▶ [Exercise prompt] The data below should be restated word for word, with every picture omitted.

▶ [Data records]
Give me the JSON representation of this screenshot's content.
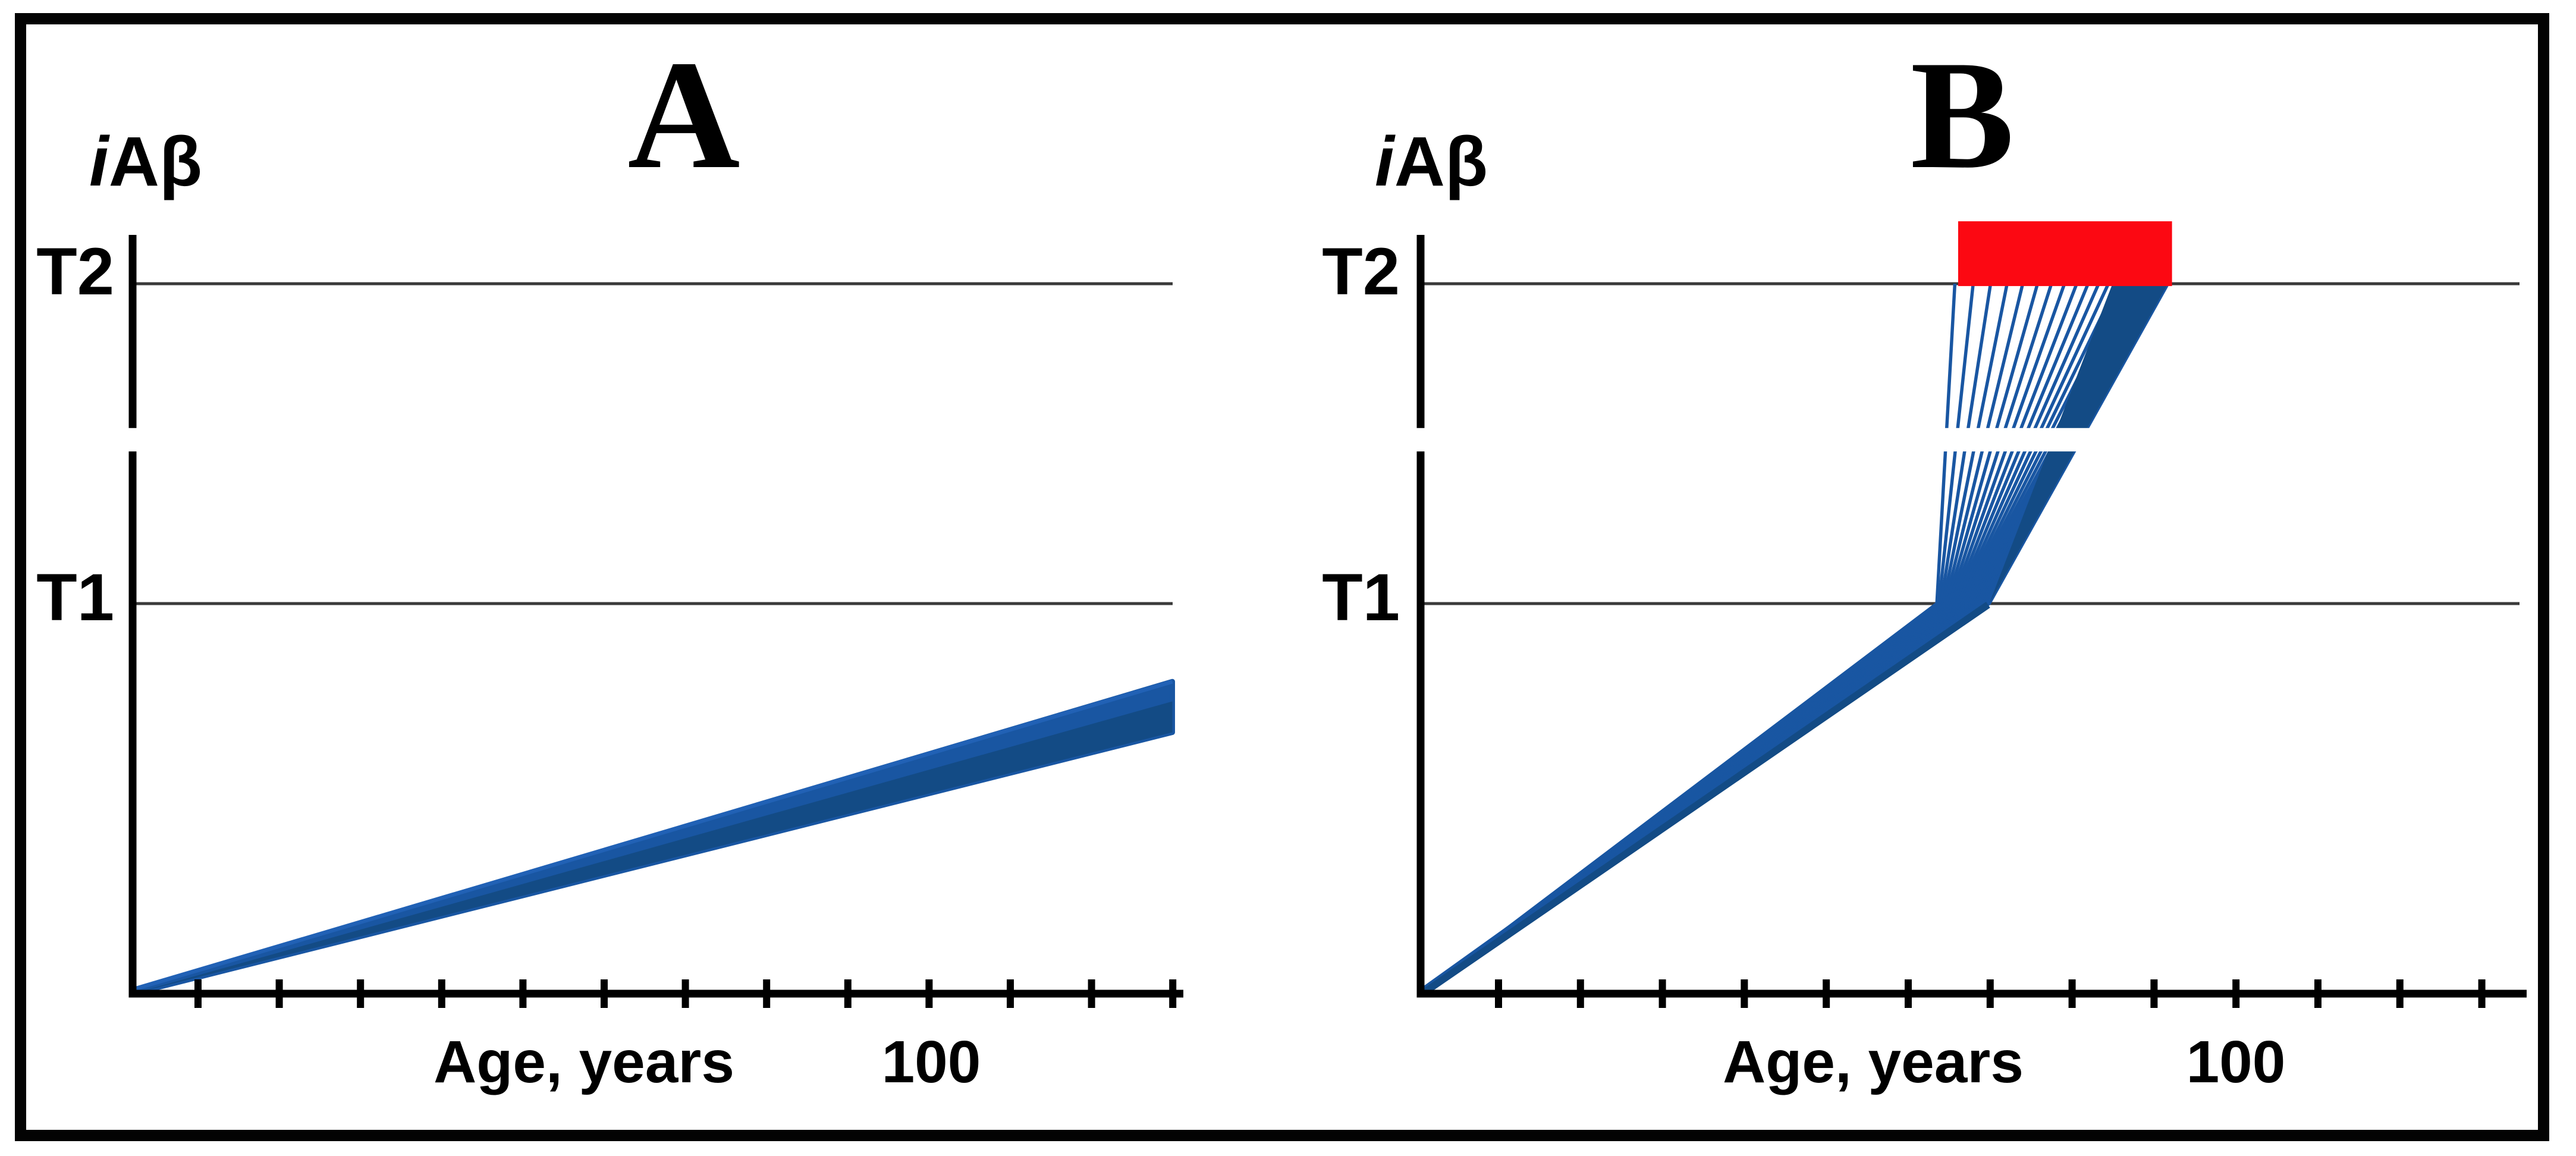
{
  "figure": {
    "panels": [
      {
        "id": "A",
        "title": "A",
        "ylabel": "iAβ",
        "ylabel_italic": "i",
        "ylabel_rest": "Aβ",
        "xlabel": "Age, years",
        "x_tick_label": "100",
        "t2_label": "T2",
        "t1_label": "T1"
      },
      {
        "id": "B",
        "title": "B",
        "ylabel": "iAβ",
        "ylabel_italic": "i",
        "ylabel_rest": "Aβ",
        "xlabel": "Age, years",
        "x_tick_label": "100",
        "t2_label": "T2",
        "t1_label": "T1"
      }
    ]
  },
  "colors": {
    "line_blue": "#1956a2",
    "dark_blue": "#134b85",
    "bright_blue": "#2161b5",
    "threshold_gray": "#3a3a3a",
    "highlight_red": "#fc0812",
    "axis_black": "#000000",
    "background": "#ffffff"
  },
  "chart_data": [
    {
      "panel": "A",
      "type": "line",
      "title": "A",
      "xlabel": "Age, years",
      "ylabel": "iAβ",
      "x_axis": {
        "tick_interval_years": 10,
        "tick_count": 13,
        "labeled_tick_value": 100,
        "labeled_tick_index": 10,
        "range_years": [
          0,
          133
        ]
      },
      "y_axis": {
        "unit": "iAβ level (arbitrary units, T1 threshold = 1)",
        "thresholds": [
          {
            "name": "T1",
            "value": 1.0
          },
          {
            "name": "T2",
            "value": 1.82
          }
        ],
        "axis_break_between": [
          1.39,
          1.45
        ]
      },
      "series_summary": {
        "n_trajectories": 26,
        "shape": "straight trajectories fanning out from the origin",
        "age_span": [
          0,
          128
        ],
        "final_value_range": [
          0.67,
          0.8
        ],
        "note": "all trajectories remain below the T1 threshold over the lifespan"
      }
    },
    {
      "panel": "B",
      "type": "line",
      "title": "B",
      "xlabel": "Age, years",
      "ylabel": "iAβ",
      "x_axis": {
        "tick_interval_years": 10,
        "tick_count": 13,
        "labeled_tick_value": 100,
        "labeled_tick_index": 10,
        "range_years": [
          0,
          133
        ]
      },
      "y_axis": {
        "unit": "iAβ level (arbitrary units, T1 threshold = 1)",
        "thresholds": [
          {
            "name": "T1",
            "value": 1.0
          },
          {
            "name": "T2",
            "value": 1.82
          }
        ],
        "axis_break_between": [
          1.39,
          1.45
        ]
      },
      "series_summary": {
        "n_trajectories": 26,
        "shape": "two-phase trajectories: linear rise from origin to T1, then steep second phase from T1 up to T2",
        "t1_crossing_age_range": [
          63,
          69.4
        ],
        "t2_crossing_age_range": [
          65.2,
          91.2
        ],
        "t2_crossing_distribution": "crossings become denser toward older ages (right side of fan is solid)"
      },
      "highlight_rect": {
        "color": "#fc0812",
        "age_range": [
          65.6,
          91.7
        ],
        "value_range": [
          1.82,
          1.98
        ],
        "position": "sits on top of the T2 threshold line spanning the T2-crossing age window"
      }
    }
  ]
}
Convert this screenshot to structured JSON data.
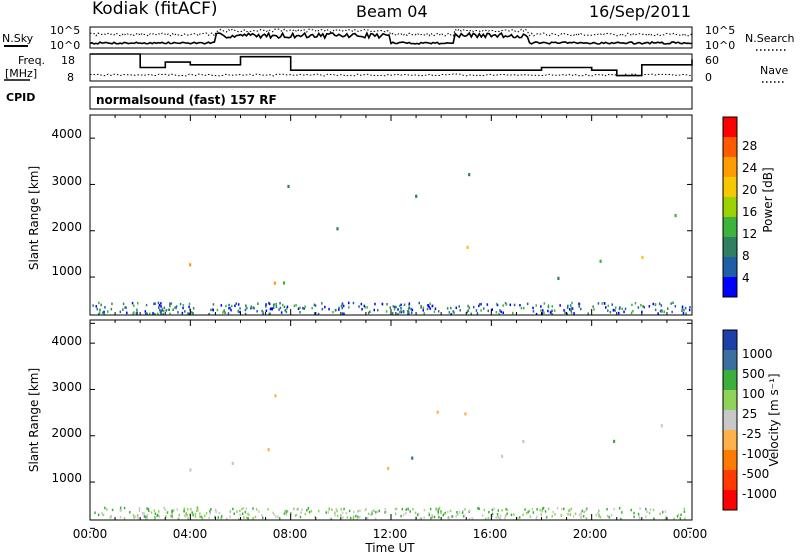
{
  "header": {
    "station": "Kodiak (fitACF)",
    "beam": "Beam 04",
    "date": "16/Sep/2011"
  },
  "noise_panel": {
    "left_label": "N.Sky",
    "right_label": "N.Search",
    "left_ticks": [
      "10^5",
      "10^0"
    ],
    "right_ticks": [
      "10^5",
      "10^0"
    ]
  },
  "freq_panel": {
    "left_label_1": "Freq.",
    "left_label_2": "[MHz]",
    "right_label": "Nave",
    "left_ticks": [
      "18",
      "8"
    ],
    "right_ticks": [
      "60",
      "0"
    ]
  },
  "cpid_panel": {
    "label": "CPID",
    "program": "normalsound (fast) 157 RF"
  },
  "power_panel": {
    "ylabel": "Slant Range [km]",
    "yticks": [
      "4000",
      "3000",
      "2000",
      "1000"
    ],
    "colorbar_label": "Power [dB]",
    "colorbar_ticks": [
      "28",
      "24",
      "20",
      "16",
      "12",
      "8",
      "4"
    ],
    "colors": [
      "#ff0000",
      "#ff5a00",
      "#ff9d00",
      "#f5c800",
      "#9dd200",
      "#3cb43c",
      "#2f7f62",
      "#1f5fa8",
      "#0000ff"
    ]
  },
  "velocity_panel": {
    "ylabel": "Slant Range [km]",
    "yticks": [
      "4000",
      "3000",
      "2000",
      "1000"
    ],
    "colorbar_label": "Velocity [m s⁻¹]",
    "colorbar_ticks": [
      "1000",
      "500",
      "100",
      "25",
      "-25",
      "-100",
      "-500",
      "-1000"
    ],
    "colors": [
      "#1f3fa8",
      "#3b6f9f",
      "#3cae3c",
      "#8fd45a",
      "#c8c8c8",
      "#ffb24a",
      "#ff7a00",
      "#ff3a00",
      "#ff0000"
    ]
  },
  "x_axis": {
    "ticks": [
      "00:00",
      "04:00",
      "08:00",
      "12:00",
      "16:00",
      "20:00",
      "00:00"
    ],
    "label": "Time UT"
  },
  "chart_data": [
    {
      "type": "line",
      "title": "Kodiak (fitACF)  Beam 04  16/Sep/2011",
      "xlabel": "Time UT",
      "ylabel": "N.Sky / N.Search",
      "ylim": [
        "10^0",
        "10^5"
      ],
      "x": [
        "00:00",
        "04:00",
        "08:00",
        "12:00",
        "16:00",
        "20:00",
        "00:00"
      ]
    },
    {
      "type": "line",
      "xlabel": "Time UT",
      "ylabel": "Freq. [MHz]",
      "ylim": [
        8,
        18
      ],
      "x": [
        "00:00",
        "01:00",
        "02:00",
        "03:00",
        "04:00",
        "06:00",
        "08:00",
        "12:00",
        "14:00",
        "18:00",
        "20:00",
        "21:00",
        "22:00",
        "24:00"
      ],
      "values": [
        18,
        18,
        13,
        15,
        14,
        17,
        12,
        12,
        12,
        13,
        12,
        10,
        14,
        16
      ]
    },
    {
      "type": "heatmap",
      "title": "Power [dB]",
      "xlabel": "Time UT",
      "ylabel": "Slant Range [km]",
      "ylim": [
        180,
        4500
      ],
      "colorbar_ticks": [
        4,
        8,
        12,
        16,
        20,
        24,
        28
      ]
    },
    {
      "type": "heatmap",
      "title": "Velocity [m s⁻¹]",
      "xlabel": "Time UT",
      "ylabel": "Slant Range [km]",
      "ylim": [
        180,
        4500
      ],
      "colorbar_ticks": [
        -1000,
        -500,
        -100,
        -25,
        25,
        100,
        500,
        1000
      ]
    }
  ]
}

▶ [Response for this exercise]
Give me the JSON representation of this screenshot's content.
{
  "figure": {
    "panels": [
      {
        "id": "A",
        "title": "A",
        "ylabel": "iAβ",
        "ylabel_italic": "i",
        "ylabel_rest": "Aβ",
        "xlabel": "Age, years",
        "x_tick_label": "100",
        "t2_label": "T2",
        "t1_label": "T1"
      },
      {
        "id": "B",
        "title": "B",
        "ylabel": "iAβ",
        "ylabel_italic": "i",
        "ylabel_rest": "Aβ",
        "xlabel": "Age, years",
        "x_tick_label": "100",
        "t2_label": "T2",
        "t1_label": "T1"
      }
    ]
  },
  "colors": {
    "line_blue": "#1956a2",
    "dark_blue": "#134b85",
    "bright_blue": "#2161b5",
    "threshold_gray": "#3a3a3a",
    "highlight_red": "#fc0812",
    "axis_black": "#000000",
    "background": "#ffffff"
  },
  "chart_data": [
    {
      "panel": "A",
      "type": "line",
      "title": "A",
      "xlabel": "Age, years",
      "ylabel": "iAβ",
      "x_axis": {
        "tick_interval_years": 10,
        "tick_count": 13,
        "labeled_tick_value": 100,
        "labeled_tick_index": 10,
        "range_years": [
          0,
          133
        ]
      },
      "y_axis": {
        "unit": "iAβ level (arbitrary units, T1 threshold = 1)",
        "thresholds": [
          {
            "name": "T1",
            "value": 1.0
          },
          {
            "name": "T2",
            "value": 1.82
          }
        ],
        "axis_break_between": [
          1.39,
          1.45
        ]
      },
      "series_summary": {
        "n_trajectories": 26,
        "shape": "straight trajectories fanning out from the origin",
        "age_span": [
          0,
          128
        ],
        "final_value_range": [
          0.67,
          0.8
        ],
        "note": "all trajectories remain below the T1 threshold over the lifespan"
      }
    },
    {
      "panel": "B",
      "type": "line",
      "title": "B",
      "xlabel": "Age, years",
      "ylabel": "iAβ",
      "x_axis": {
        "tick_interval_years": 10,
        "tick_count": 13,
        "labeled_tick_value": 100,
        "labeled_tick_index": 10,
        "range_years": [
          0,
          133
        ]
      },
      "y_axis": {
        "unit": "iAβ level (arbitrary units, T1 threshold = 1)",
        "thresholds": [
          {
            "name": "T1",
            "value": 1.0
          },
          {
            "name": "T2",
            "value": 1.82
          }
        ],
        "axis_break_between": [
          1.39,
          1.45
        ]
      },
      "series_summary": {
        "n_trajectories": 26,
        "shape": "two-phase trajectories: linear rise from origin to T1, then steep second phase from T1 up to T2",
        "t1_crossing_age_range": [
          63,
          69.4
        ],
        "t2_crossing_age_range": [
          65.2,
          91.2
        ],
        "t2_crossing_distribution": "crossings become denser toward older ages (right side of fan is solid)"
      },
      "highlight_rect": {
        "color": "#fc0812",
        "age_range": [
          65.6,
          91.7
        ],
        "value_range": [
          1.82,
          1.98
        ],
        "position": "sits on top of the T2 threshold line spanning the T2-crossing age window"
      }
    }
  ]
}
Convert this screenshot to structured JSON data.
{
  "header": {
    "station": "Kodiak (fitACF)",
    "beam": "Beam 04",
    "date": "16/Sep/2011"
  },
  "noise_panel": {
    "left_label": "N.Sky",
    "right_label": "N.Search",
    "left_ticks": [
      "10^5",
      "10^0"
    ],
    "right_ticks": [
      "10^5",
      "10^0"
    ]
  },
  "freq_panel": {
    "left_label_1": "Freq.",
    "left_label_2": "[MHz]",
    "right_label": "Nave",
    "left_ticks": [
      "18",
      "8"
    ],
    "right_ticks": [
      "60",
      "0"
    ]
  },
  "cpid_panel": {
    "label": "CPID",
    "program": "normalsound (fast) 157 RF"
  },
  "power_panel": {
    "ylabel": "Slant Range [km]",
    "yticks": [
      "4000",
      "3000",
      "2000",
      "1000"
    ],
    "colorbar_label": "Power [dB]",
    "colorbar_ticks": [
      "28",
      "24",
      "20",
      "16",
      "12",
      "8",
      "4"
    ],
    "colors": [
      "#ff0000",
      "#ff5a00",
      "#ff9d00",
      "#f5c800",
      "#9dd200",
      "#3cb43c",
      "#2f7f62",
      "#1f5fa8",
      "#0000ff"
    ]
  },
  "velocity_panel": {
    "ylabel": "Slant Range [km]",
    "yticks": [
      "4000",
      "3000",
      "2000",
      "1000"
    ],
    "colorbar_label": "Velocity [m s⁻¹]",
    "colorbar_ticks": [
      "1000",
      "500",
      "100",
      "25",
      "-25",
      "-100",
      "-500",
      "-1000"
    ],
    "colors": [
      "#1f3fa8",
      "#3b6f9f",
      "#3cae3c",
      "#8fd45a",
      "#c8c8c8",
      "#ffb24a",
      "#ff7a00",
      "#ff3a00",
      "#ff0000"
    ]
  },
  "x_axis": {
    "ticks": [
      "00:00",
      "04:00",
      "08:00",
      "12:00",
      "16:00",
      "20:00",
      "00:00"
    ],
    "label": "Time UT"
  },
  "chart_data": [
    {
      "type": "line",
      "title": "Kodiak (fitACF)  Beam 04  16/Sep/2011",
      "xlabel": "Time UT",
      "ylabel": "N.Sky / N.Search",
      "ylim": [
        "10^0",
        "10^5"
      ],
      "x": [
        "00:00",
        "04:00",
        "08:00",
        "12:00",
        "16:00",
        "20:00",
        "00:00"
      ]
    },
    {
      "type": "line",
      "xlabel": "Time UT",
      "ylabel": "Freq. [MHz]",
      "ylim": [
        8,
        18
      ],
      "x": [
        "00:00",
        "01:00",
        "02:00",
        "03:00",
        "04:00",
        "06:00",
        "08:00",
        "12:00",
        "14:00",
        "18:00",
        "20:00",
        "21:00",
        "22:00",
        "24:00"
      ],
      "values": [
        18,
        18,
        13,
        15,
        14,
        17,
        12,
        12,
        12,
        13,
        12,
        10,
        14,
        16
      ]
    },
    {
      "type": "heatmap",
      "title": "Power [dB]",
      "xlabel": "Time UT",
      "ylabel": "Slant Range [km]",
      "ylim": [
        180,
        4500
      ],
      "colorbar_ticks": [
        4,
        8,
        12,
        16,
        20,
        24,
        28
      ]
    },
    {
      "type": "heatmap",
      "title": "Velocity [m s⁻¹]",
      "xlabel": "Time UT",
      "ylabel": "Slant Range [km]",
      "ylim": [
        180,
        4500
      ],
      "colorbar_ticks": [
        -1000,
        -500,
        -100,
        -25,
        25,
        100,
        500,
        1000
      ]
    }
  ]
}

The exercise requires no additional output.